| DO THIS |
Go through the entries below and print each one exactly, leaving out pictures.

(Dataset entries)
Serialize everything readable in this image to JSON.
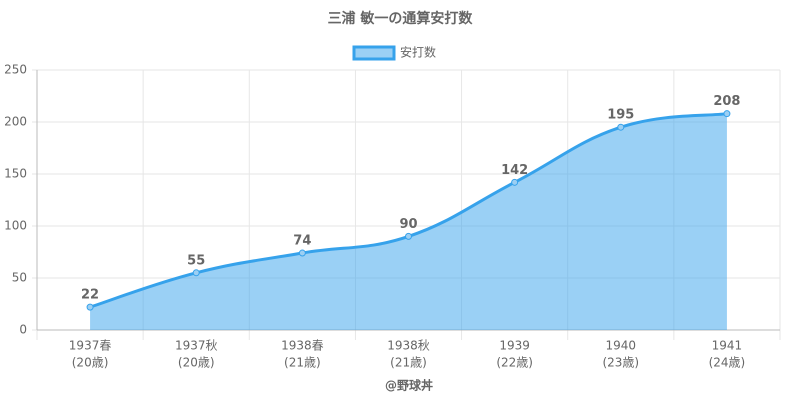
{
  "chart_data": {
    "type": "line",
    "title": "三浦 敏一の通算安打数",
    "x_label": "@野球丼",
    "categories": [
      [
        "1937春",
        "(20歳)"
      ],
      [
        "1937秋",
        "(20歳)"
      ],
      [
        "1938春",
        "(21歳)"
      ],
      [
        "1938秋",
        "(21歳)"
      ],
      [
        "1939",
        "(22歳)"
      ],
      [
        "1940",
        "(23歳)"
      ],
      [
        "1941",
        "(24歳)"
      ]
    ],
    "series": [
      {
        "name": "安打数",
        "color": "#36a2eb",
        "values": [
          22,
          55,
          74,
          90,
          142,
          195,
          208
        ]
      }
    ],
    "ylim": [
      0,
      250
    ],
    "yticks": [
      0,
      50,
      100,
      150,
      200,
      250
    ],
    "grid": true,
    "fill": true,
    "legend": "top"
  }
}
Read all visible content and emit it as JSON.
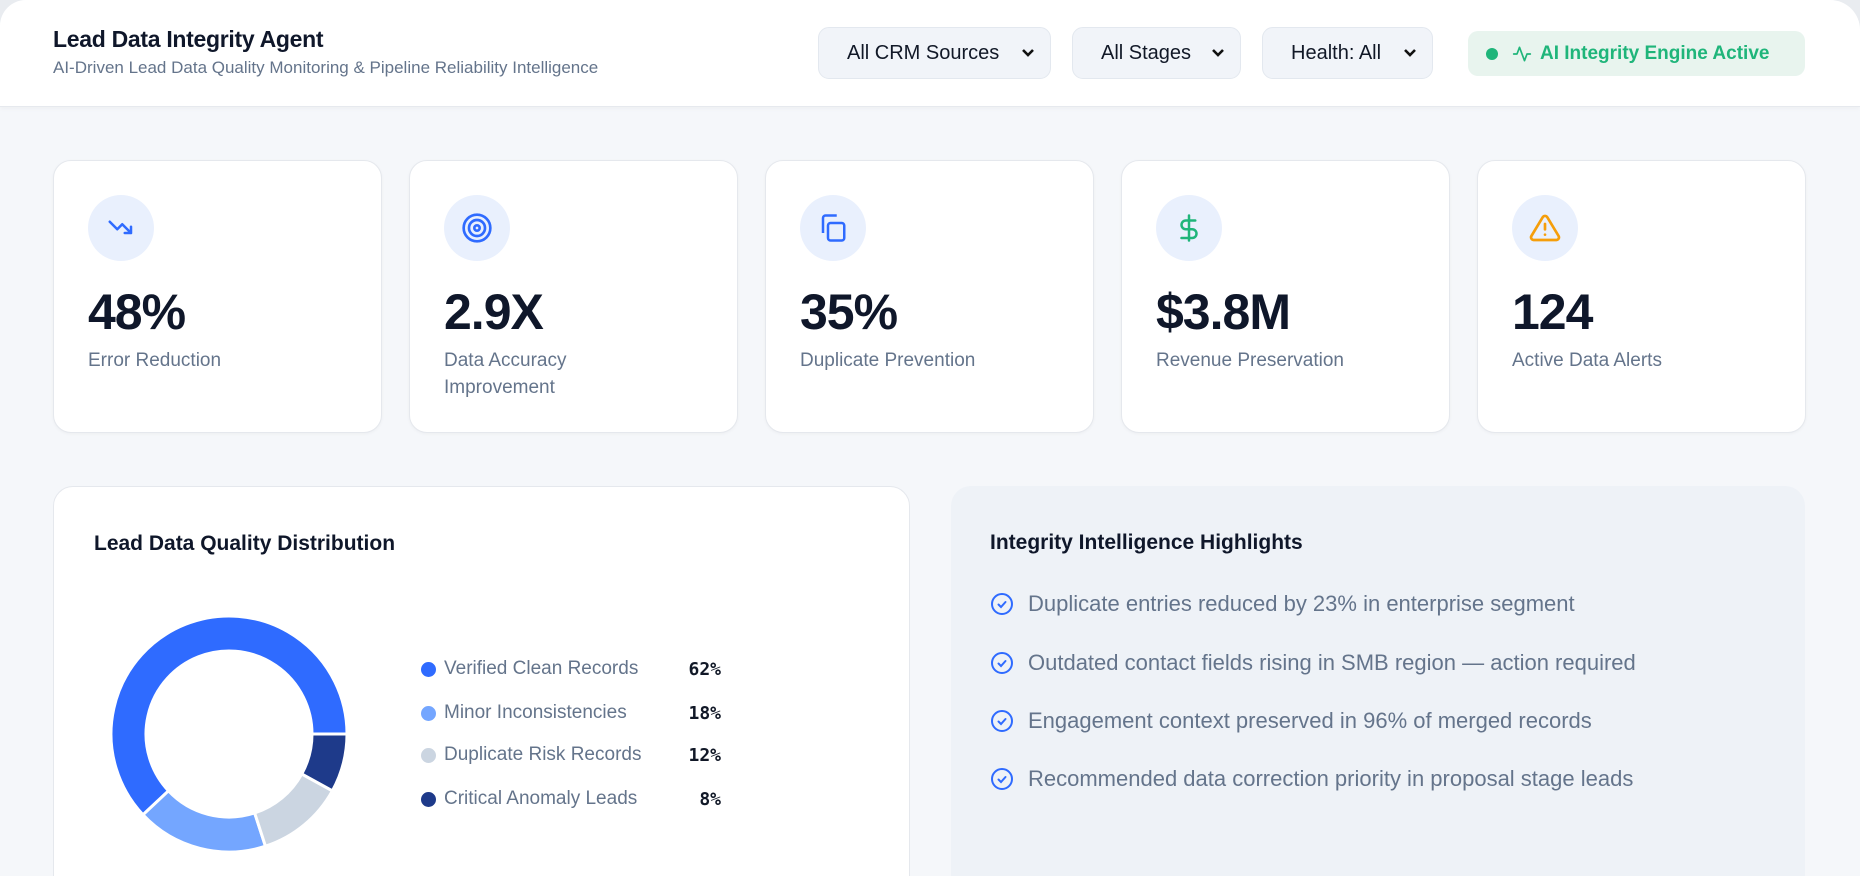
{
  "header": {
    "title": "Lead Data Integrity Agent",
    "subtitle": "AI-Driven Lead Data Quality Monitoring & Pipeline Reliability Intelligence",
    "filters": [
      {
        "value": "All CRM Sources"
      },
      {
        "value": "All Stages"
      },
      {
        "value": "Health: All"
      }
    ],
    "status_badge": {
      "label": "AI Integrity Engine Active",
      "color": "#1fb57a",
      "icon": "activity-icon"
    }
  },
  "kpis": [
    {
      "value": "48%",
      "label": "Error Reduction",
      "icon": "trending-down-icon",
      "icon_color": "#2f6bff"
    },
    {
      "value": "2.9X",
      "label": "Data Accuracy Improvement",
      "icon": "target-icon",
      "icon_color": "#2f6bff"
    },
    {
      "value": "35%",
      "label": "Duplicate Prevention",
      "icon": "copy-icon",
      "icon_color": "#2f6bff"
    },
    {
      "value": "$3.8M",
      "label": "Revenue Preservation",
      "icon": "dollar-icon",
      "icon_color": "#1fb57a"
    },
    {
      "value": "124",
      "label": "Active Data Alerts",
      "icon": "alert-triangle-icon",
      "icon_color": "#f59e0b"
    }
  ],
  "distribution": {
    "title": "Lead Data Quality Distribution",
    "legend": [
      {
        "label": "Verified Clean Records",
        "pct": "62%"
      },
      {
        "label": "Minor Inconsistencies",
        "pct": "18%"
      },
      {
        "label": "Duplicate Risk Records",
        "pct": "12%"
      },
      {
        "label": "Critical Anomaly Leads",
        "pct": "8%"
      }
    ]
  },
  "chart_data": {
    "type": "pie",
    "variant": "doughnut",
    "categories": [
      "Verified Clean Records",
      "Minor Inconsistencies",
      "Duplicate Risk Records",
      "Critical Anomaly Leads"
    ],
    "values": [
      62,
      18,
      12,
      8
    ],
    "colors": [
      "#2f6bff",
      "#74a6ff",
      "#cbd5e1",
      "#1e3a8a"
    ],
    "legend": "right"
  },
  "highlights": {
    "title": "Integrity Intelligence Highlights",
    "items": [
      "Duplicate entries reduced by 23% in enterprise segment",
      "Outdated contact fields rising in SMB region — action required",
      "Engagement context preserved in 96% of merged records",
      "Recommended data correction priority in proposal stage leads"
    ]
  }
}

| RESULT |
Serialize everything readable in this image to JSON.
{
  "chart_data": {
    "type": "line",
    "title": "三浦 敏一の通算安打数",
    "x_label": "@野球丼",
    "categories": [
      [
        "1937春",
        "(20歳)"
      ],
      [
        "1937秋",
        "(20歳)"
      ],
      [
        "1938春",
        "(21歳)"
      ],
      [
        "1938秋",
        "(21歳)"
      ],
      [
        "1939",
        "(22歳)"
      ],
      [
        "1940",
        "(23歳)"
      ],
      [
        "1941",
        "(24歳)"
      ]
    ],
    "series": [
      {
        "name": "安打数",
        "color": "#36a2eb",
        "values": [
          22,
          55,
          74,
          90,
          142,
          195,
          208
        ]
      }
    ],
    "ylim": [
      0,
      250
    ],
    "yticks": [
      0,
      50,
      100,
      150,
      200,
      250
    ],
    "grid": true,
    "fill": true,
    "legend": "top"
  }
}
Read all visible content and emit it as JSON.
{
  "header": {
    "title": "Lead Data Integrity Agent",
    "subtitle": "AI-Driven Lead Data Quality Monitoring & Pipeline Reliability Intelligence",
    "filters": [
      {
        "value": "All CRM Sources"
      },
      {
        "value": "All Stages"
      },
      {
        "value": "Health: All"
      }
    ],
    "status_badge": {
      "label": "AI Integrity Engine Active",
      "color": "#1fb57a",
      "icon": "activity-icon"
    }
  },
  "kpis": [
    {
      "value": "48%",
      "label": "Error Reduction",
      "icon": "trending-down-icon",
      "icon_color": "#2f6bff"
    },
    {
      "value": "2.9X",
      "label": "Data Accuracy Improvement",
      "icon": "target-icon",
      "icon_color": "#2f6bff"
    },
    {
      "value": "35%",
      "label": "Duplicate Prevention",
      "icon": "copy-icon",
      "icon_color": "#2f6bff"
    },
    {
      "value": "$3.8M",
      "label": "Revenue Preservation",
      "icon": "dollar-icon",
      "icon_color": "#1fb57a"
    },
    {
      "value": "124",
      "label": "Active Data Alerts",
      "icon": "alert-triangle-icon",
      "icon_color": "#f59e0b"
    }
  ],
  "distribution": {
    "title": "Lead Data Quality Distribution",
    "legend": [
      {
        "label": "Verified Clean Records",
        "pct": "62%"
      },
      {
        "label": "Minor Inconsistencies",
        "pct": "18%"
      },
      {
        "label": "Duplicate Risk Records",
        "pct": "12%"
      },
      {
        "label": "Critical Anomaly Leads",
        "pct": "8%"
      }
    ]
  },
  "chart_data": {
    "type": "pie",
    "variant": "doughnut",
    "categories": [
      "Verified Clean Records",
      "Minor Inconsistencies",
      "Duplicate Risk Records",
      "Critical Anomaly Leads"
    ],
    "values": [
      62,
      18,
      12,
      8
    ],
    "colors": [
      "#2f6bff",
      "#74a6ff",
      "#cbd5e1",
      "#1e3a8a"
    ],
    "legend": "right"
  },
  "highlights": {
    "title": "Integrity Intelligence Highlights",
    "items": [
      "Duplicate entries reduced by 23% in enterprise segment",
      "Outdated contact fields rising in SMB region — action required",
      "Engagement context preserved in 96% of merged records",
      "Recommended data correction priority in proposal stage leads"
    ]
  }
}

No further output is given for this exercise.